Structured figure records
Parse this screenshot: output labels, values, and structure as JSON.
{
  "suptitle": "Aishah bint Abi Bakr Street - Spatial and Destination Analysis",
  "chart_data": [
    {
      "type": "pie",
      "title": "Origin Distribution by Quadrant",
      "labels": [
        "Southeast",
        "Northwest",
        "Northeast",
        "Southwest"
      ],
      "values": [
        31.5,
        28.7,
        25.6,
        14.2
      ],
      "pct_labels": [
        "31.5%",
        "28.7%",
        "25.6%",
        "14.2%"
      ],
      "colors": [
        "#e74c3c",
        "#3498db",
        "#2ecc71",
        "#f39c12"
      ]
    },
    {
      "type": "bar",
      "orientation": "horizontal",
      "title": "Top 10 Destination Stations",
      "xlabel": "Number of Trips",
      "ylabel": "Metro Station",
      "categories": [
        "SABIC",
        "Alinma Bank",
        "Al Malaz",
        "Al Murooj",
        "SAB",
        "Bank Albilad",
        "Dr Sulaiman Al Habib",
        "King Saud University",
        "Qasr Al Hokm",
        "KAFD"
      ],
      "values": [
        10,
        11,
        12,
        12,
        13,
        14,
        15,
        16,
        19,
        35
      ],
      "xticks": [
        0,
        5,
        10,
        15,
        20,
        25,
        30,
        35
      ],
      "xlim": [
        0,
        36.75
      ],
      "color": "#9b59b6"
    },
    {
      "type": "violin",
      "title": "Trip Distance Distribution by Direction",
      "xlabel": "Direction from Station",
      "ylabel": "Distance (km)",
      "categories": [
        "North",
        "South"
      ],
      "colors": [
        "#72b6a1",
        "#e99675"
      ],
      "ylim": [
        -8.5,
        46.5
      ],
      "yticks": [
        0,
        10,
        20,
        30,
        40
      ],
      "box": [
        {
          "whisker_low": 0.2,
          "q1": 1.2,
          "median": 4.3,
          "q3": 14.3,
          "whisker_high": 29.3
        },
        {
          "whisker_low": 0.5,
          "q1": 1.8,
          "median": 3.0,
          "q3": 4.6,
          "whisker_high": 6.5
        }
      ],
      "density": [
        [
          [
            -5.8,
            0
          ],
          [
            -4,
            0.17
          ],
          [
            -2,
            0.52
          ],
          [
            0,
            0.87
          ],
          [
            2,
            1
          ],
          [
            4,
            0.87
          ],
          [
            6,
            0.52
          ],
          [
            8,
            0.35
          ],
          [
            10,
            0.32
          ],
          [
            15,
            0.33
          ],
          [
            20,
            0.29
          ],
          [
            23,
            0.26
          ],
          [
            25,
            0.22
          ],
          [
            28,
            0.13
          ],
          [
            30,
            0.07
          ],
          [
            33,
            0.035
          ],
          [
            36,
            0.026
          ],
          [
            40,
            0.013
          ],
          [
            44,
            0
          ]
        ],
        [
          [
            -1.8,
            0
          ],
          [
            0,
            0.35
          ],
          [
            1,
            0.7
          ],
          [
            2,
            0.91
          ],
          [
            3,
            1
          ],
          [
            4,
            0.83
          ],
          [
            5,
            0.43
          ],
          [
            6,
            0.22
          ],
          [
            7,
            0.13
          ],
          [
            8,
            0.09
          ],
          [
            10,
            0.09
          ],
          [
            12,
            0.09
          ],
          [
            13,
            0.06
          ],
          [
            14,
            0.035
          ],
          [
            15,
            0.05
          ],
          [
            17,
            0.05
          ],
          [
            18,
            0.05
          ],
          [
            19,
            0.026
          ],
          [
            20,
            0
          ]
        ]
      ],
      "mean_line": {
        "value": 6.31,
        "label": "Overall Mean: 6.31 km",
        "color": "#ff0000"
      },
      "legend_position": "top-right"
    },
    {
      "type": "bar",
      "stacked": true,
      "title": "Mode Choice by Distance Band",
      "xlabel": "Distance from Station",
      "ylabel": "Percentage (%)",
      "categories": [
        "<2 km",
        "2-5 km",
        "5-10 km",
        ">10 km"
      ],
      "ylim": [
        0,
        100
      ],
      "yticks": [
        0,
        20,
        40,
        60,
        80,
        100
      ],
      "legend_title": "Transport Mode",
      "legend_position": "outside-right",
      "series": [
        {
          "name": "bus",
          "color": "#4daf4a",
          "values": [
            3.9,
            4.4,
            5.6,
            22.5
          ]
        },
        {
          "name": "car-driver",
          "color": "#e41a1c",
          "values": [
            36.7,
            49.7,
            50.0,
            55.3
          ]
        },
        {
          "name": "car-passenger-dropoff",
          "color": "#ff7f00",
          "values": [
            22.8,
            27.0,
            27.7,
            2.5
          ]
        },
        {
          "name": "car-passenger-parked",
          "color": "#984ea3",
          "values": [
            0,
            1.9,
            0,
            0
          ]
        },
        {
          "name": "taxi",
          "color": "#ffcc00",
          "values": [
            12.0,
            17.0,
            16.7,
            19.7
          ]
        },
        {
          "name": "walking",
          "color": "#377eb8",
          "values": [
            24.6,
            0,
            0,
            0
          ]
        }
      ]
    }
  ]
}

- _EXERCISE_: Write out each line of the data above again, exactly as given.

- _ANSWER BELOW_:
Parse this screenshot: output labels, values, and structure as JSON.
{
  "suptitle": "Aishah bint Abi Bakr Street - Spatial and Destination Analysis",
  "chart_data": [
    {
      "type": "pie",
      "title": "Origin Distribution by Quadrant",
      "labels": [
        "Southeast",
        "Northwest",
        "Northeast",
        "Southwest"
      ],
      "values": [
        31.5,
        28.7,
        25.6,
        14.2
      ],
      "pct_labels": [
        "31.5%",
        "28.7%",
        "25.6%",
        "14.2%"
      ],
      "colors": [
        "#e74c3c",
        "#3498db",
        "#2ecc71",
        "#f39c12"
      ]
    },
    {
      "type": "bar",
      "orientation": "horizontal",
      "title": "Top 10 Destination Stations",
      "xlabel": "Number of Trips",
      "ylabel": "Metro Station",
      "categories": [
        "SABIC",
        "Alinma Bank",
        "Al Malaz",
        "Al Murooj",
        "SAB",
        "Bank Albilad",
        "Dr Sulaiman Al Habib",
        "King Saud University",
        "Qasr Al Hokm",
        "KAFD"
      ],
      "values": [
        10,
        11,
        12,
        12,
        13,
        14,
        15,
        16,
        19,
        35
      ],
      "xticks": [
        0,
        5,
        10,
        15,
        20,
        25,
        30,
        35
      ],
      "xlim": [
        0,
        36.75
      ],
      "color": "#9b59b6"
    },
    {
      "type": "violin",
      "title": "Trip Distance Distribution by Direction",
      "xlabel": "Direction from Station",
      "ylabel": "Distance (km)",
      "categories": [
        "North",
        "South"
      ],
      "colors": [
        "#72b6a1",
        "#e99675"
      ],
      "ylim": [
        -8.5,
        46.5
      ],
      "yticks": [
        0,
        10,
        20,
        30,
        40
      ],
      "box": [
        {
          "whisker_low": 0.2,
          "q1": 1.2,
          "median": 4.3,
          "q3": 14.3,
          "whisker_high": 29.3
        },
        {
          "whisker_low": 0.5,
          "q1": 1.8,
          "median": 3.0,
          "q3": 4.6,
          "whisker_high": 6.5
        }
      ],
      "density": [
        [
          [
            -5.8,
            0
          ],
          [
            -4,
            0.17
          ],
          [
            -2,
            0.52
          ],
          [
            0,
            0.87
          ],
          [
            2,
            1
          ],
          [
            4,
            0.87
          ],
          [
            6,
            0.52
          ],
          [
            8,
            0.35
          ],
          [
            10,
            0.32
          ],
          [
            15,
            0.33
          ],
          [
            20,
            0.29
          ],
          [
            23,
            0.26
          ],
          [
            25,
            0.22
          ],
          [
            28,
            0.13
          ],
          [
            30,
            0.07
          ],
          [
            33,
            0.035
          ],
          [
            36,
            0.026
          ],
          [
            40,
            0.013
          ],
          [
            44,
            0
          ]
        ],
        [
          [
            -1.8,
            0
          ],
          [
            0,
            0.35
          ],
          [
            1,
            0.7
          ],
          [
            2,
            0.91
          ],
          [
            3,
            1
          ],
          [
            4,
            0.83
          ],
          [
            5,
            0.43
          ],
          [
            6,
            0.22
          ],
          [
            7,
            0.13
          ],
          [
            8,
            0.09
          ],
          [
            10,
            0.09
          ],
          [
            12,
            0.09
          ],
          [
            13,
            0.06
          ],
          [
            14,
            0.035
          ],
          [
            15,
            0.05
          ],
          [
            17,
            0.05
          ],
          [
            18,
            0.05
          ],
          [
            19,
            0.026
          ],
          [
            20,
            0
          ]
        ]
      ],
      "mean_line": {
        "value": 6.31,
        "label": "Overall Mean: 6.31 km",
        "color": "#ff0000"
      },
      "legend_position": "top-right"
    },
    {
      "type": "bar",
      "stacked": true,
      "title": "Mode Choice by Distance Band",
      "xlabel": "Distance from Station",
      "ylabel": "Percentage (%)",
      "categories": [
        "<2 km",
        "2-5 km",
        "5-10 km",
        ">10 km"
      ],
      "ylim": [
        0,
        100
      ],
      "yticks": [
        0,
        20,
        40,
        60,
        80,
        100
      ],
      "legend_title": "Transport Mode",
      "legend_position": "outside-right",
      "series": [
        {
          "name": "bus",
          "color": "#4daf4a",
          "values": [
            3.9,
            4.4,
            5.6,
            22.5
          ]
        },
        {
          "name": "car-driver",
          "color": "#e41a1c",
          "values": [
            36.7,
            49.7,
            50.0,
            55.3
          ]
        },
        {
          "name": "car-passenger-dropoff",
          "color": "#ff7f00",
          "values": [
            22.8,
            27.0,
            27.7,
            2.5
          ]
        },
        {
          "name": "car-passenger-parked",
          "color": "#984ea3",
          "values": [
            0,
            1.9,
            0,
            0
          ]
        },
        {
          "name": "taxi",
          "color": "#ffcc00",
          "values": [
            12.0,
            17.0,
            16.7,
            19.7
          ]
        },
        {
          "name": "walking",
          "color": "#377eb8",
          "values": [
            24.6,
            0,
            0,
            0
          ]
        }
      ]
    }
  ]
}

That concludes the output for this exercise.